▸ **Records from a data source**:

— Start —

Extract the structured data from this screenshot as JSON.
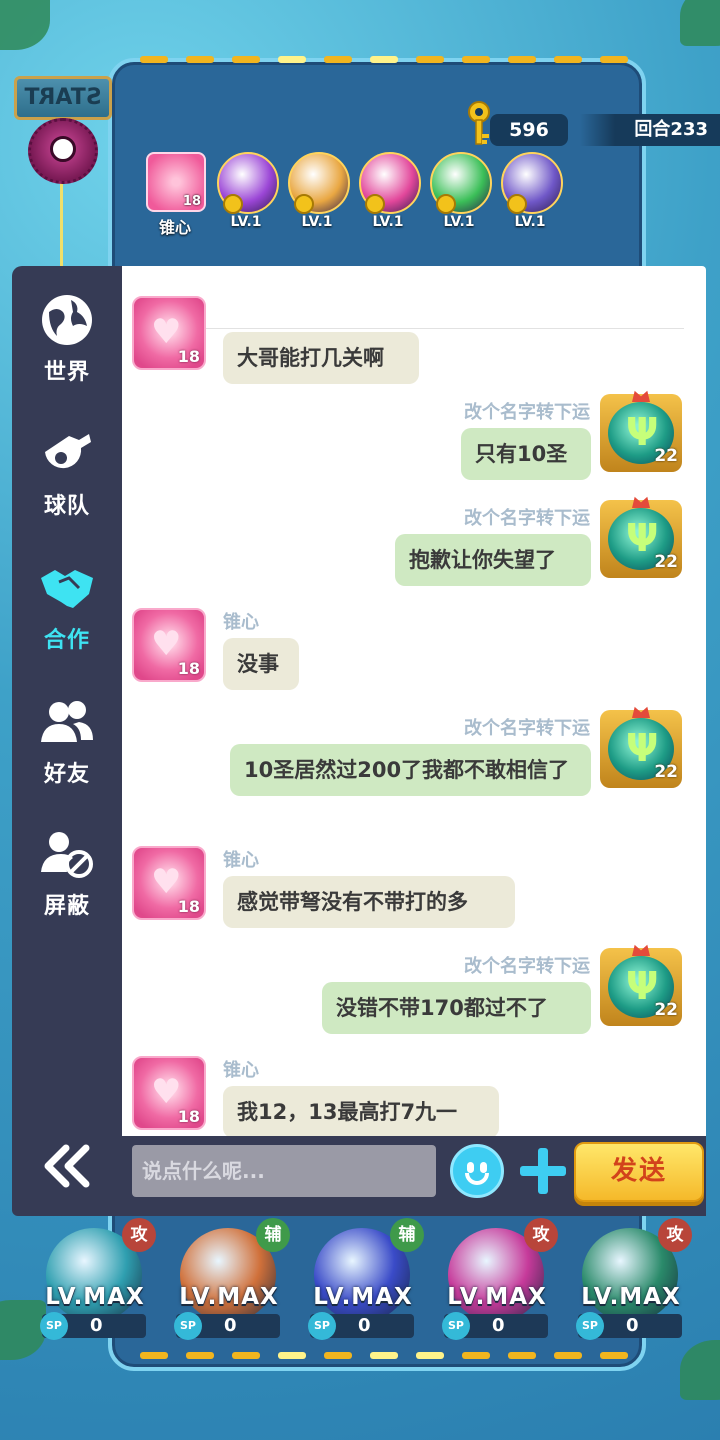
{
  "hud": {
    "start_sign": "START",
    "coins": "596",
    "round": "回合233"
  },
  "skills": {
    "player": {
      "name": "锥心",
      "level": "18"
    },
    "orbs": [
      {
        "label": "LV.1",
        "color": "#9b46d6"
      },
      {
        "label": "LV.1",
        "color": "#e9a742"
      },
      {
        "label": "LV.1",
        "color": "#e2479b"
      },
      {
        "label": "LV.1",
        "color": "#3bbf58"
      },
      {
        "label": "LV.1",
        "color": "#7058c8"
      }
    ]
  },
  "sidebar": {
    "items": [
      {
        "label": "世界",
        "icon": "globe-icon"
      },
      {
        "label": "球队",
        "icon": "whistle-icon"
      },
      {
        "label": "合作",
        "icon": "handshake-icon",
        "active": true
      },
      {
        "label": "好友",
        "icon": "friends-icon"
      },
      {
        "label": "屏蔽",
        "icon": "block-user-icon"
      }
    ],
    "collapse_icon": "double-chevron-left-icon"
  },
  "chat": {
    "messages": [
      {
        "side": "left",
        "sender": "",
        "text": "大哥能打几关啊",
        "level": "18"
      },
      {
        "side": "right",
        "sender": "改个名字转下运",
        "text": "只有10圣",
        "level": "22"
      },
      {
        "side": "right",
        "sender": "改个名字转下运",
        "text": "抱歉让你失望了",
        "level": "22"
      },
      {
        "side": "left",
        "sender": "锥心",
        "text": "没事",
        "level": "18"
      },
      {
        "side": "right",
        "sender": "改个名字转下运",
        "text": "10圣居然过200了我都不敢相信了",
        "level": "22"
      },
      {
        "side": "left",
        "sender": "锥心",
        "text": "感觉带弩没有不带打的多",
        "level": "18"
      },
      {
        "side": "right",
        "sender": "改个名字转下运",
        "text": "没错不带170都过不了",
        "level": "22"
      },
      {
        "side": "left",
        "sender": "锥心",
        "text": "我12，13最高打7九一",
        "level": "18"
      }
    ],
    "input_placeholder": "说点什么呢...",
    "send_label": "发送"
  },
  "heroes": [
    {
      "badge": "攻",
      "badge_color": "#b8453a",
      "level": "LV.MAX",
      "sp_label": "SP",
      "sp": "0",
      "color": "#2f9fb0"
    },
    {
      "badge": "辅",
      "badge_color": "#3f9a4a",
      "level": "LV.MAX",
      "sp_label": "SP",
      "sp": "0",
      "color": "#d0703a"
    },
    {
      "badge": "辅",
      "badge_color": "#3f9a4a",
      "level": "LV.MAX",
      "sp_label": "SP",
      "sp": "0",
      "color": "#3a4bc8"
    },
    {
      "badge": "攻",
      "badge_color": "#b8453a",
      "level": "LV.MAX",
      "sp_label": "SP",
      "sp": "0",
      "color": "#c63a9a"
    },
    {
      "badge": "攻",
      "badge_color": "#b8453a",
      "level": "LV.MAX",
      "sp_label": "SP",
      "sp": "0",
      "color": "#2a8a6a"
    }
  ]
}
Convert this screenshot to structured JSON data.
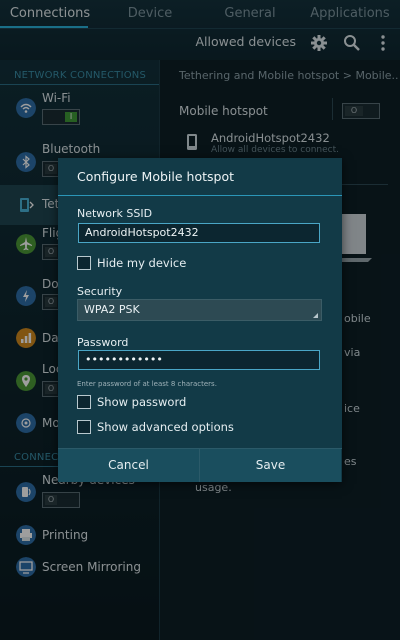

— End —

▸ **DIRECTIONS**: Copy out every line holding the string "JSON".

▸ **COMPLETED TASK**:
Extract the structured data from this screenshot as JSON.
Convert this screenshot to structured JSON data.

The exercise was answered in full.